If the dev pool of 2022 was like the dev pool of (for example) 1994, just larger, you would have been right. But the software goldrush came and attracted many more who were just in it for the money or just weren't as thoughtful. Scale matters, upscaling people is hard.
I'm not sure the ratio is that different. In 1994 how many different browsers, connection speeds, phishing scams, competitors shipping fast forcing you to do similar to stay competitive, accessibility considerations, etc. If memory serves, it was dramatically less than now.
This thread of comments is kinda weird to me, there's like a romanticized view of old timers or something, and the problem must be the young, money hungry and unenthused. It feels like boring old internet gatekeeping and is not insightful.
There is a totally different world in tech now than in 1994. Tons of stuff and often optimized for mean time to recovery. I crave quality too (believe me) but I think shipping fast and breaking a few eggs (not directly but that's essentially what you're left with) is what is asked of engineers in 2022.
All of my peers seem to care about quality and we do our best but even in the days of buying software on floppy disks, bugs existed.
The scope of problems being solved is much higher. Adding a two or three libraries- jquery and a plugin or two- and not giving a toss about performance was indeed easy. Few auxiliary tools were required.

▶ _Information provided_:
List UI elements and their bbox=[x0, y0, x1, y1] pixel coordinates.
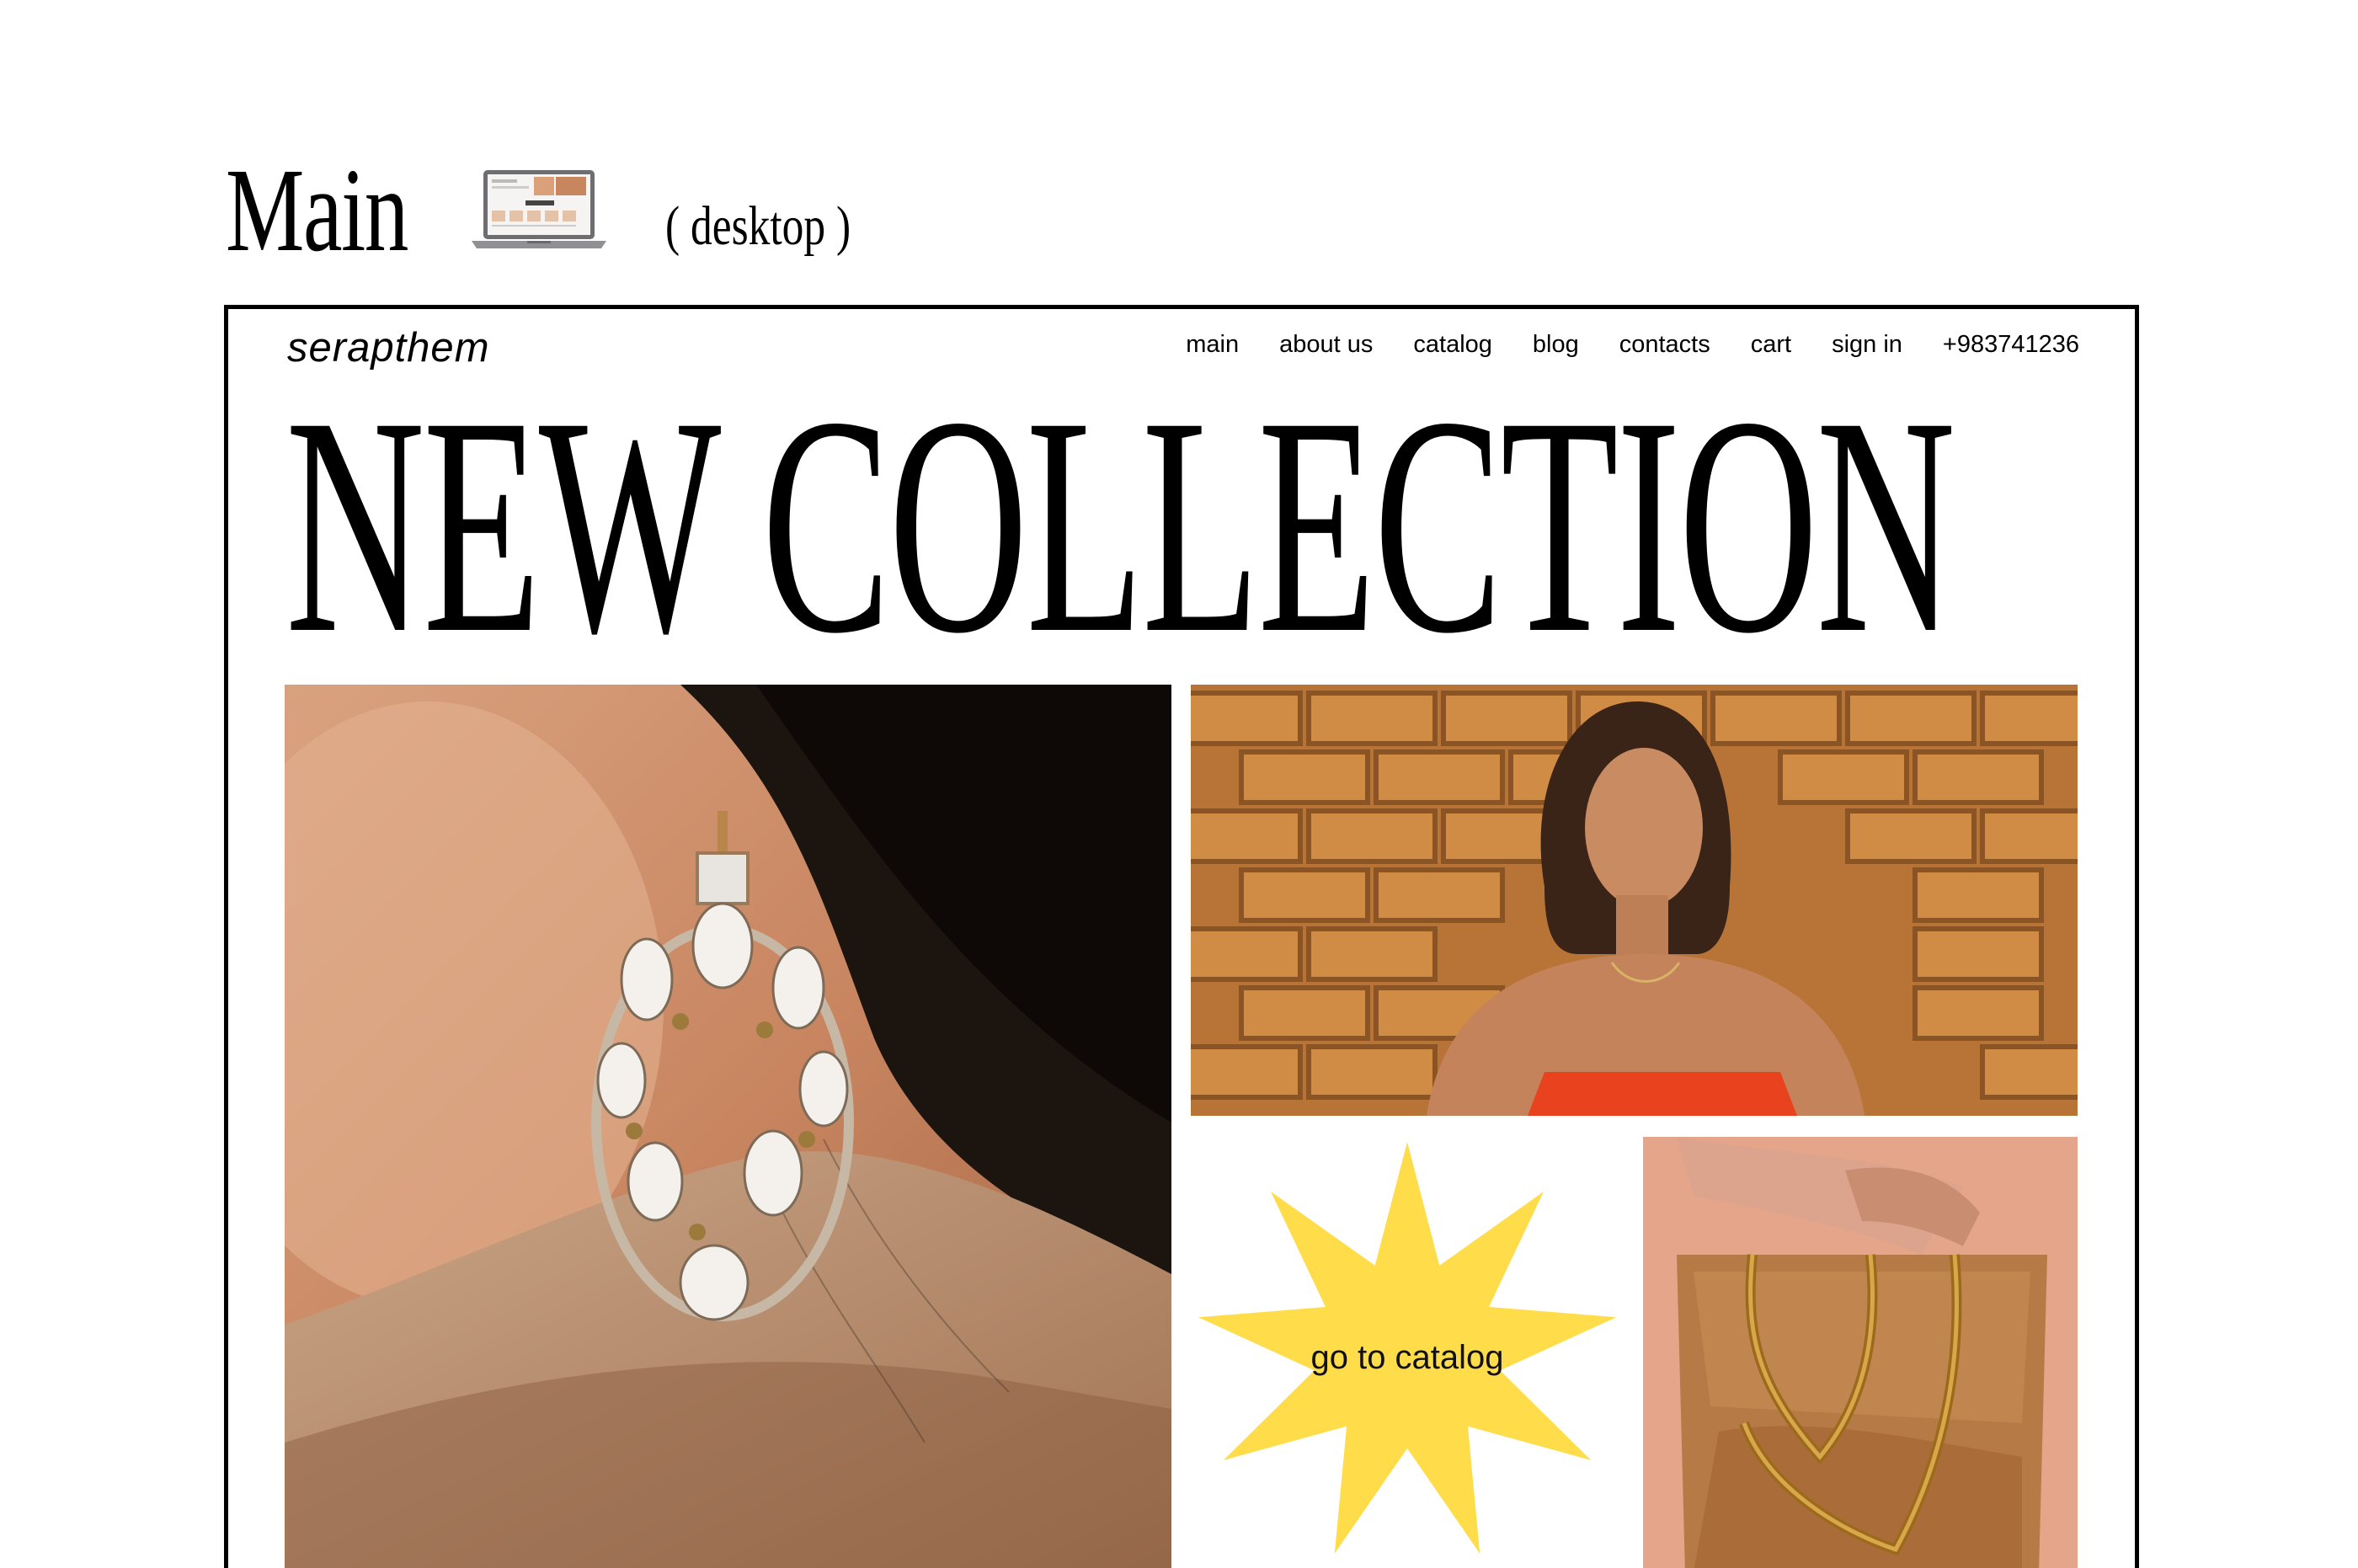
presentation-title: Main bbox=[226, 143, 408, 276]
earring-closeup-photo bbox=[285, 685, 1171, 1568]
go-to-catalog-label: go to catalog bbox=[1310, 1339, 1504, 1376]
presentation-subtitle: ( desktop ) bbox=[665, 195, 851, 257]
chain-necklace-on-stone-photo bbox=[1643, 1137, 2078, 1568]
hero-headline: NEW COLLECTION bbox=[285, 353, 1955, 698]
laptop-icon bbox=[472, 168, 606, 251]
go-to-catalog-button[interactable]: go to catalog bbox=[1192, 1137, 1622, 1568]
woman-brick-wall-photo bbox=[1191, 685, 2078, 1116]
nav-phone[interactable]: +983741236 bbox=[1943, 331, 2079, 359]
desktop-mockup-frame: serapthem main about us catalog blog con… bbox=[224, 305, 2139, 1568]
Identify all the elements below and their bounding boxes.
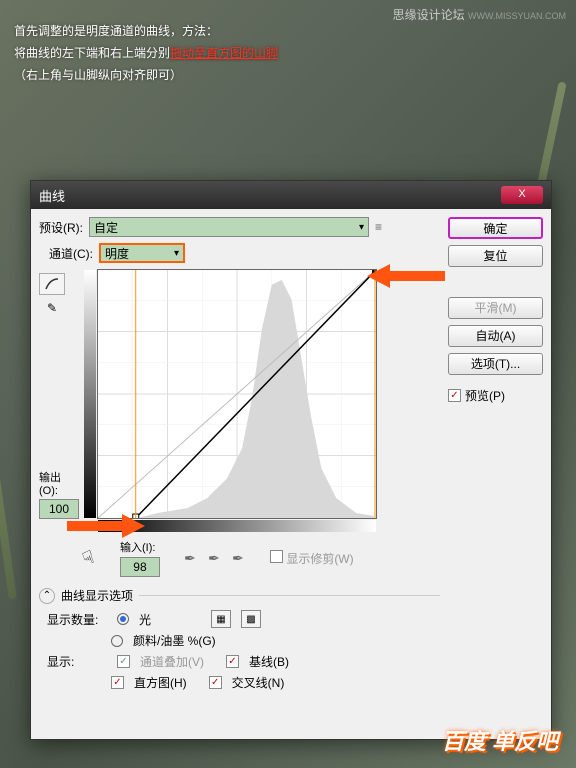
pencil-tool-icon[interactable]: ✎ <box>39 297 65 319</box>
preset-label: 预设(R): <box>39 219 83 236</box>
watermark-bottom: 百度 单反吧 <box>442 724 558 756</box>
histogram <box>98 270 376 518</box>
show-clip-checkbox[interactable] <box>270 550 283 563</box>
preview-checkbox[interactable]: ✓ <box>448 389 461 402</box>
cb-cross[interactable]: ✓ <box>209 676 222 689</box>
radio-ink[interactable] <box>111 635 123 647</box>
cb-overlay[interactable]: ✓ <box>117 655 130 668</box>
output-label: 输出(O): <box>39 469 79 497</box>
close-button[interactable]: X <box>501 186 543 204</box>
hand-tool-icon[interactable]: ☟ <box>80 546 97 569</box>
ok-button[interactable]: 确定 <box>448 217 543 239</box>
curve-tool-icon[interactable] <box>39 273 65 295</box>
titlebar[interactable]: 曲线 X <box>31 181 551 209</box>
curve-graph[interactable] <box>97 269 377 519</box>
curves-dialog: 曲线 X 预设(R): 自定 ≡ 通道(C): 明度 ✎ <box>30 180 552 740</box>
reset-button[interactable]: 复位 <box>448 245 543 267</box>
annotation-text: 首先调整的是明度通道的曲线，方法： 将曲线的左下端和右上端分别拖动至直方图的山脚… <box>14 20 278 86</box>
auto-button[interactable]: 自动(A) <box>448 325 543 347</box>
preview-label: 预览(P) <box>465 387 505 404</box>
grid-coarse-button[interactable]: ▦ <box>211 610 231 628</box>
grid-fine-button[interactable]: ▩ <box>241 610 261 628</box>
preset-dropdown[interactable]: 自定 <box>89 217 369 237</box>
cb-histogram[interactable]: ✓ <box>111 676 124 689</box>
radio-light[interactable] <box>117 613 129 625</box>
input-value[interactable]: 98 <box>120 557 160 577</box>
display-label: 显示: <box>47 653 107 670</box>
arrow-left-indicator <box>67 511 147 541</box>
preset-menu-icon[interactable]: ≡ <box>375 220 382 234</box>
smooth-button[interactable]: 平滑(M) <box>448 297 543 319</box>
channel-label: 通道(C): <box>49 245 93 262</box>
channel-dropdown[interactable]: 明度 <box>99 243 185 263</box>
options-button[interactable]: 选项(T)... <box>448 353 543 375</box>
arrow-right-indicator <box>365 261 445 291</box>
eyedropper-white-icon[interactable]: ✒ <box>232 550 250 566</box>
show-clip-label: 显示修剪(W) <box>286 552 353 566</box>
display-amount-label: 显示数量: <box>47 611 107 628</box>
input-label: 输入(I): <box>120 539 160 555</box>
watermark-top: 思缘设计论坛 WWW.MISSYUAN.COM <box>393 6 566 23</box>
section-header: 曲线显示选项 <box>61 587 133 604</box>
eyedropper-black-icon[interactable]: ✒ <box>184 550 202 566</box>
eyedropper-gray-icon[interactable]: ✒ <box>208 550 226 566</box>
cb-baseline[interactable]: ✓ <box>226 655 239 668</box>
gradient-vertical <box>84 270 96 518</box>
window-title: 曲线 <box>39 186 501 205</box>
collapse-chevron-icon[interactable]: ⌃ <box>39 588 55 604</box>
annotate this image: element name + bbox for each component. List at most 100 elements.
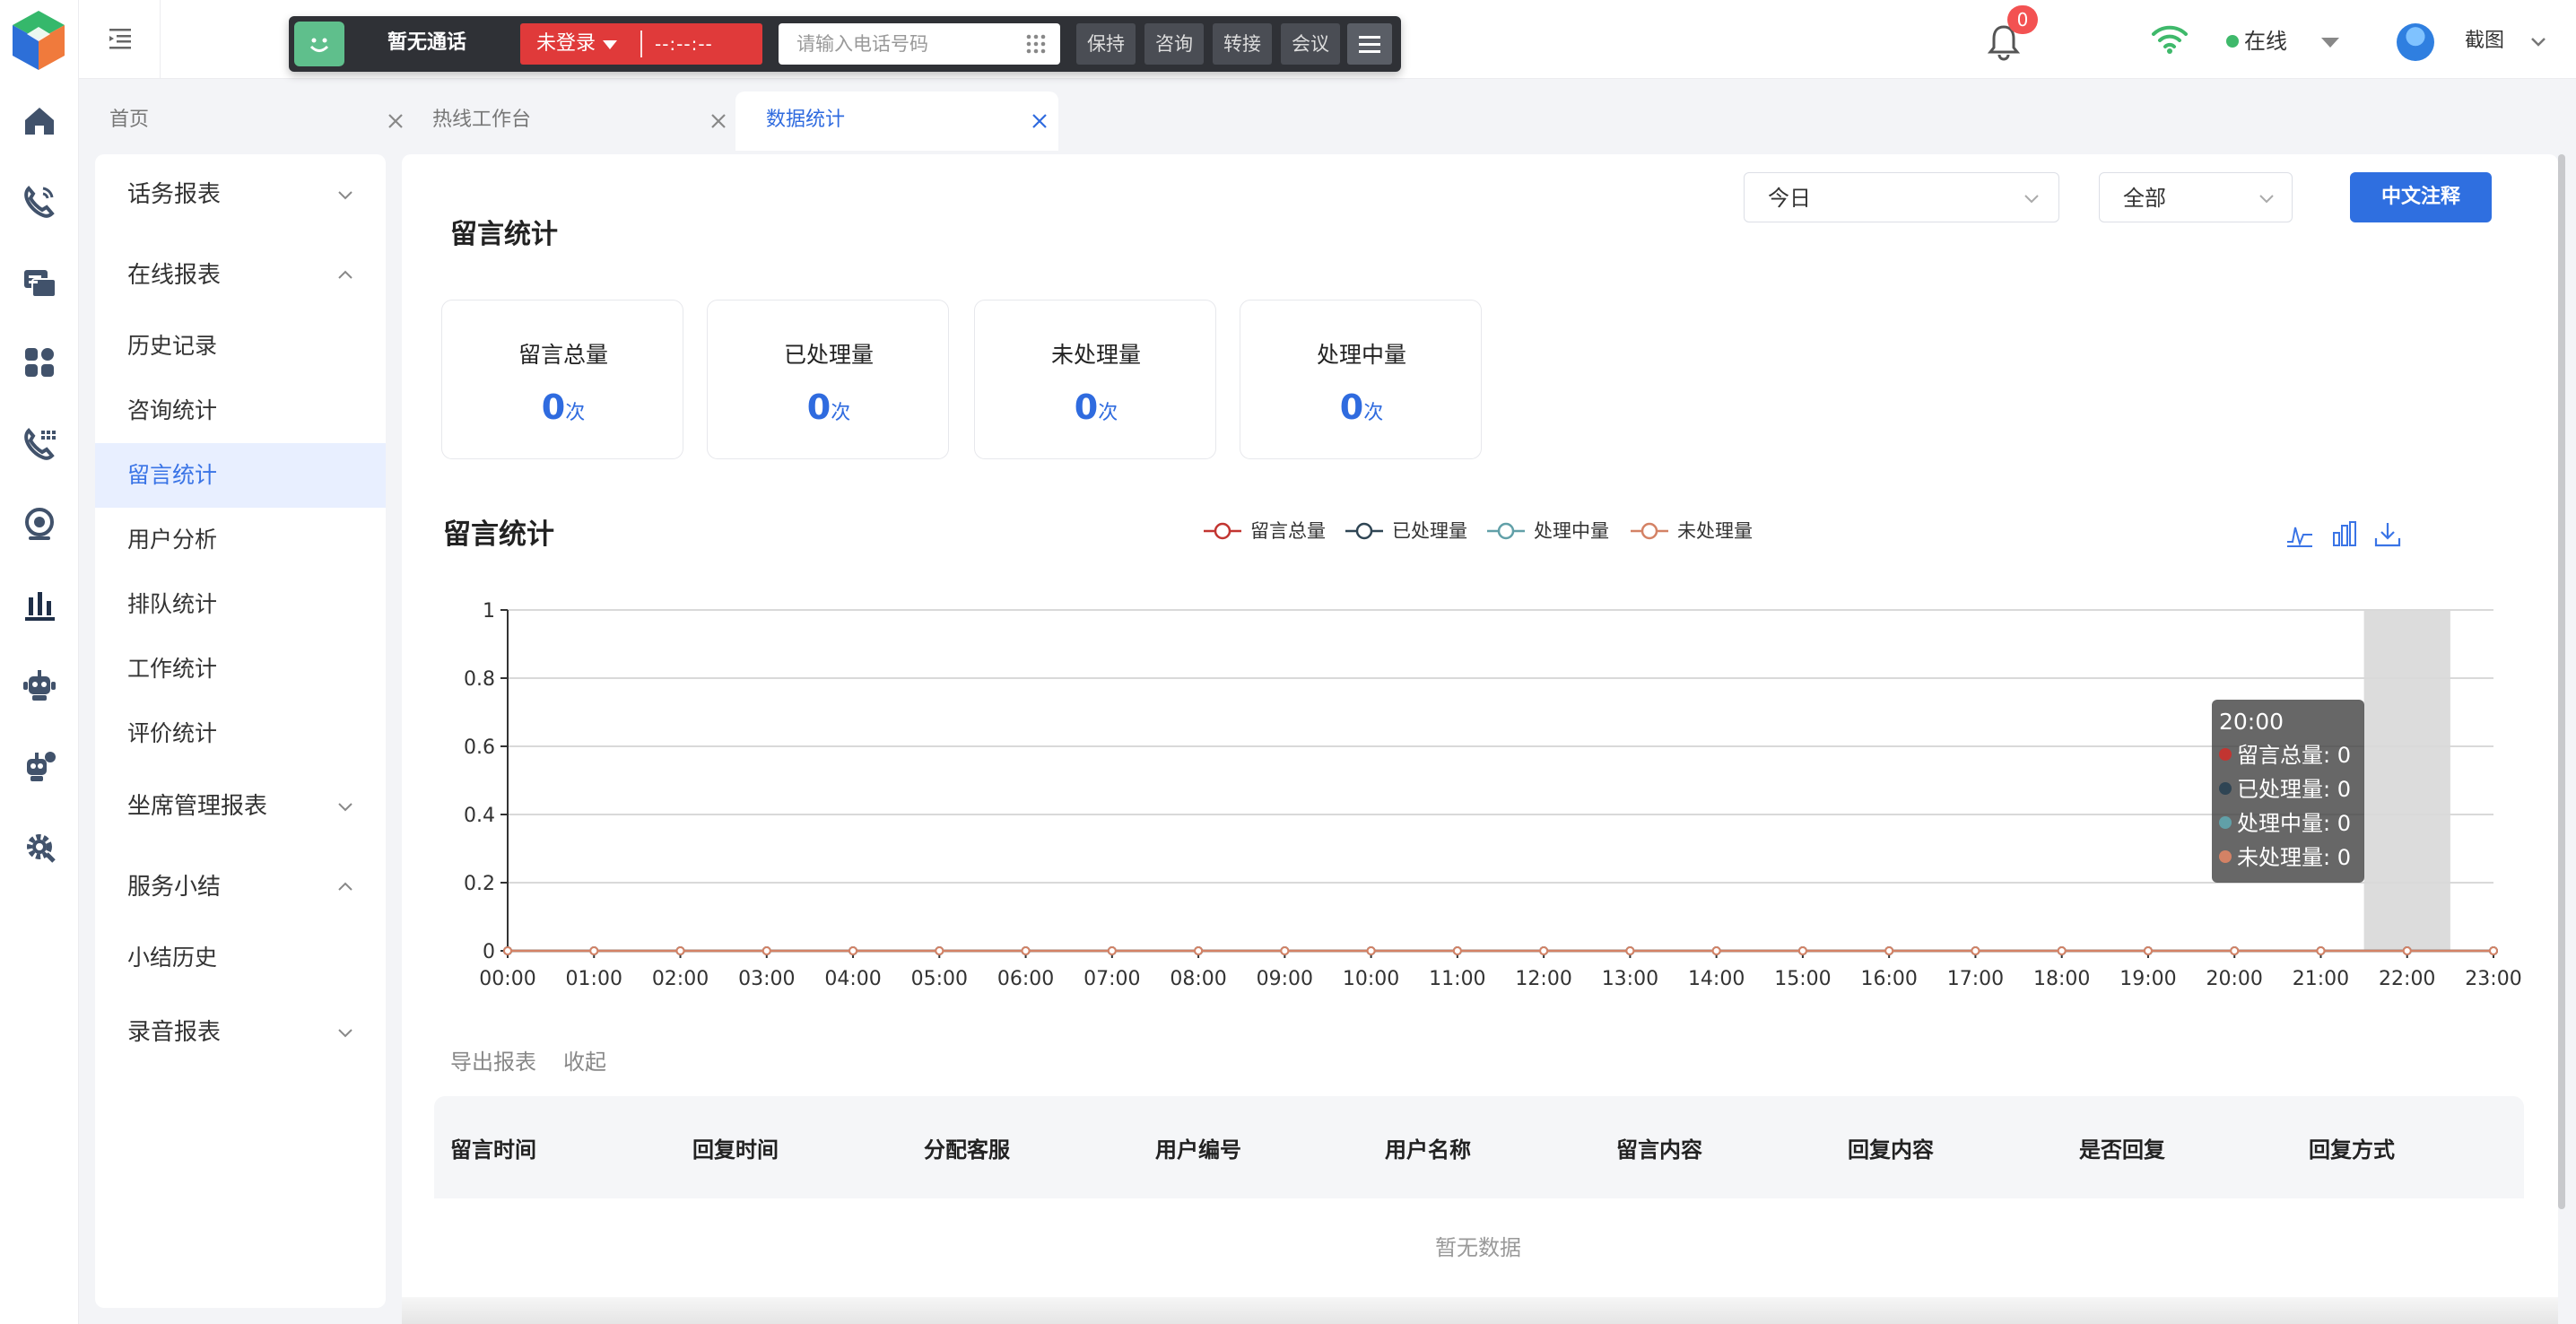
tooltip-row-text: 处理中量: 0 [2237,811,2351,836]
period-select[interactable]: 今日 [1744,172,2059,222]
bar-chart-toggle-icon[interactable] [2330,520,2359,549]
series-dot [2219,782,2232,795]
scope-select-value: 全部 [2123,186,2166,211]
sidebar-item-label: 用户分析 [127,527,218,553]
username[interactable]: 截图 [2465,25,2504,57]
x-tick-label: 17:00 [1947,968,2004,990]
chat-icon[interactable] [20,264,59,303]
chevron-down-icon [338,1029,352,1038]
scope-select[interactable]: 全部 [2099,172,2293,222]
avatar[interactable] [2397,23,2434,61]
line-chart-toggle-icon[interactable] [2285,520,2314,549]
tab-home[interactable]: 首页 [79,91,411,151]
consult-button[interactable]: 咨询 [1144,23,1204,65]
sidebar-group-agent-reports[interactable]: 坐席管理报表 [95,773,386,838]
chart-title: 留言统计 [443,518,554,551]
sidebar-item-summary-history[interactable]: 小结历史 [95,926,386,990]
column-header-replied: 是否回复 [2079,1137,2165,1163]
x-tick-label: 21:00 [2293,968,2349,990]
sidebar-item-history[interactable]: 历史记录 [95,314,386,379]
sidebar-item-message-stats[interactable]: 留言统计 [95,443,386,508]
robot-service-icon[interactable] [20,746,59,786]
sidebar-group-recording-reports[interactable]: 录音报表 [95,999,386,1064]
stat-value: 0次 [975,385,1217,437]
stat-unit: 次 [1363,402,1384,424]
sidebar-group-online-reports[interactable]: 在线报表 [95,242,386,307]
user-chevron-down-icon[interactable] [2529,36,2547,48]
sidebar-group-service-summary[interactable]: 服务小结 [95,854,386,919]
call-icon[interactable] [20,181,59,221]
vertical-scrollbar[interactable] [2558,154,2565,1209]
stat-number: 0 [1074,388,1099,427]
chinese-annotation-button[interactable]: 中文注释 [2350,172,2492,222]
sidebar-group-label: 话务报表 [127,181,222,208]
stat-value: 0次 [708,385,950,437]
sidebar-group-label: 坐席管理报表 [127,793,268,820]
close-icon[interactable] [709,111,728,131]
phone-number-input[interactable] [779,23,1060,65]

▶ _Task list_:
A – From the comment thread on software quality, copy word for word everything from "If the dev pool" down to "is not insightful.".
B – Answer these questions using the comment thread on software quality:
(i) Which earlier year does the first comment compare the dev pool of 2022 to?
(ii) On what medium was software bought in the days the fifth comment mentions?
(iii) Which library does the last comment name as something that was added?
C – Write what comes next in the comment thread on software quality, picking up after its last sentence.

▶ _Expected results_:
A –
If the dev pool of 2022 was like the dev pool of (for example) 1994, just larger, you would have been right. But the software goldrush came and attracted many more who were just in it for the money or just weren't as thoughtful. Scale matters, upscaling people is hard.
I'm not sure the ratio is that different. In 1994 how many different browsers, connection speeds, phishing scams, competitors shipping fast forcing you to do similar to stay competitive, accessibility considerations, etc. If memory serves, it was dramatically less than now.
This thread of comments is kinda weird to me, there's like a romanticized view of old timers or something, and the problem must be the young, money hungry and unenthused. It feels like boring old internet gatekeeping and is not insightful.

B –
(i) 1994
(ii) Floppy disks
(iii) jquery

C –
Back then, we all could have a pretty strong hand on the wheel of our websites & how they functioned, at a detailed level. It was feasible, for the scope was small. But now, we all use package managers, we all use bundlers, we all use minifiers, we all use production builds, we all use tree shakers. Any one of these concerns is a significant realm that tends to have significant people-years worth of work poured into it. The need for these capabilities distances the practitioner from the core truth of the media: we no longer see clearly what we are doing, we no longer have personal stake or control in the processes.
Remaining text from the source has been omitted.